→ Task to carry out: Extract every line of the material that holds the string "ferri".
--- Information given ---
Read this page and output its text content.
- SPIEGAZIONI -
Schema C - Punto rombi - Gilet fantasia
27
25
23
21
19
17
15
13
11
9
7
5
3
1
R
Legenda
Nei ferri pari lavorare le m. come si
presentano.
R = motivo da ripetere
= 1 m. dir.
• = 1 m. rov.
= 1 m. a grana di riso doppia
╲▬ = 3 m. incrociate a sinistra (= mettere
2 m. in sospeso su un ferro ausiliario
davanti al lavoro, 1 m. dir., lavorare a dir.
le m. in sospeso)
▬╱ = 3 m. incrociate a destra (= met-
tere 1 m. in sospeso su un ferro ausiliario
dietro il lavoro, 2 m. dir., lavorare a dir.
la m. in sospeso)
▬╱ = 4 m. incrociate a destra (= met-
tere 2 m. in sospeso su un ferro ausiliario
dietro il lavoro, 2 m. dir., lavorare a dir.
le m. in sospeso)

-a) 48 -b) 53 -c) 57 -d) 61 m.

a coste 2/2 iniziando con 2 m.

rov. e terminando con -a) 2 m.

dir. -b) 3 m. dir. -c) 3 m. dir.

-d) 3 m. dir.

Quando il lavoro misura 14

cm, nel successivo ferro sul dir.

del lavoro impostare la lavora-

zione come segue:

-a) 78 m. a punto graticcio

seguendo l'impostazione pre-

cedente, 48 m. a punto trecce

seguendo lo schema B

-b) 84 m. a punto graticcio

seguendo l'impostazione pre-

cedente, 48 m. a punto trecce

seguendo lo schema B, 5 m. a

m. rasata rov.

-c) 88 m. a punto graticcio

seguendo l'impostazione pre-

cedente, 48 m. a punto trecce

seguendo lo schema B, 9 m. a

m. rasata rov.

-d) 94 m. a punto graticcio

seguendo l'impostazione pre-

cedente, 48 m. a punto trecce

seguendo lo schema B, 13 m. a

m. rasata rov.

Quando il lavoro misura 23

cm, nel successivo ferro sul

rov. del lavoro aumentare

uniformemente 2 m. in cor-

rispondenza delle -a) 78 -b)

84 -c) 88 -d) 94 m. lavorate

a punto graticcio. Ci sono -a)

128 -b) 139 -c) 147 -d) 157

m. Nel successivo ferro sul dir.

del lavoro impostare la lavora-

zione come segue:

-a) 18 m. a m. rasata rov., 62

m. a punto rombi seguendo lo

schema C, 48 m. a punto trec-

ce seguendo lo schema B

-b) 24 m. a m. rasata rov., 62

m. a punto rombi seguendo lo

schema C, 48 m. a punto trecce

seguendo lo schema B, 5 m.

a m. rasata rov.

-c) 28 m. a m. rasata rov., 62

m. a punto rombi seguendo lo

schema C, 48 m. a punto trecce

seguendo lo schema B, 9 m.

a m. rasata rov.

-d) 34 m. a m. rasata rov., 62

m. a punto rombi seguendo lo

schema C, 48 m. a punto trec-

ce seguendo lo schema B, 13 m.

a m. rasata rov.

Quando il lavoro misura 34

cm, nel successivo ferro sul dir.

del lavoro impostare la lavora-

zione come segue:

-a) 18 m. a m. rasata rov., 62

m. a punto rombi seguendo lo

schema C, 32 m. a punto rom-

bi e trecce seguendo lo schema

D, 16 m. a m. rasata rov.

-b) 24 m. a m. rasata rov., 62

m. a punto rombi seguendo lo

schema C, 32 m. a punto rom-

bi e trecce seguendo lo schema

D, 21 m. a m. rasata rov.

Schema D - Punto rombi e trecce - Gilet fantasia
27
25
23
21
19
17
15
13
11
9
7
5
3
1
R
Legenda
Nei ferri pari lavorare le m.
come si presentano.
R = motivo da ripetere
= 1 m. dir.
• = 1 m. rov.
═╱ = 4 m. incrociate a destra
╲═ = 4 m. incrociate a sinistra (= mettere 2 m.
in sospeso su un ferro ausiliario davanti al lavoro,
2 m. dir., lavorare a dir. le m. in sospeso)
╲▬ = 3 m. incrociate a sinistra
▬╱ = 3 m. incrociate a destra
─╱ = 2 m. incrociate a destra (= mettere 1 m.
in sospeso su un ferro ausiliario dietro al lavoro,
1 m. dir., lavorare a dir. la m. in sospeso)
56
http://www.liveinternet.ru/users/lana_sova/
---
→ Solution to this task:
Nei ferri pari lavorare le m. come si
Nei ferri pari lavorare le m.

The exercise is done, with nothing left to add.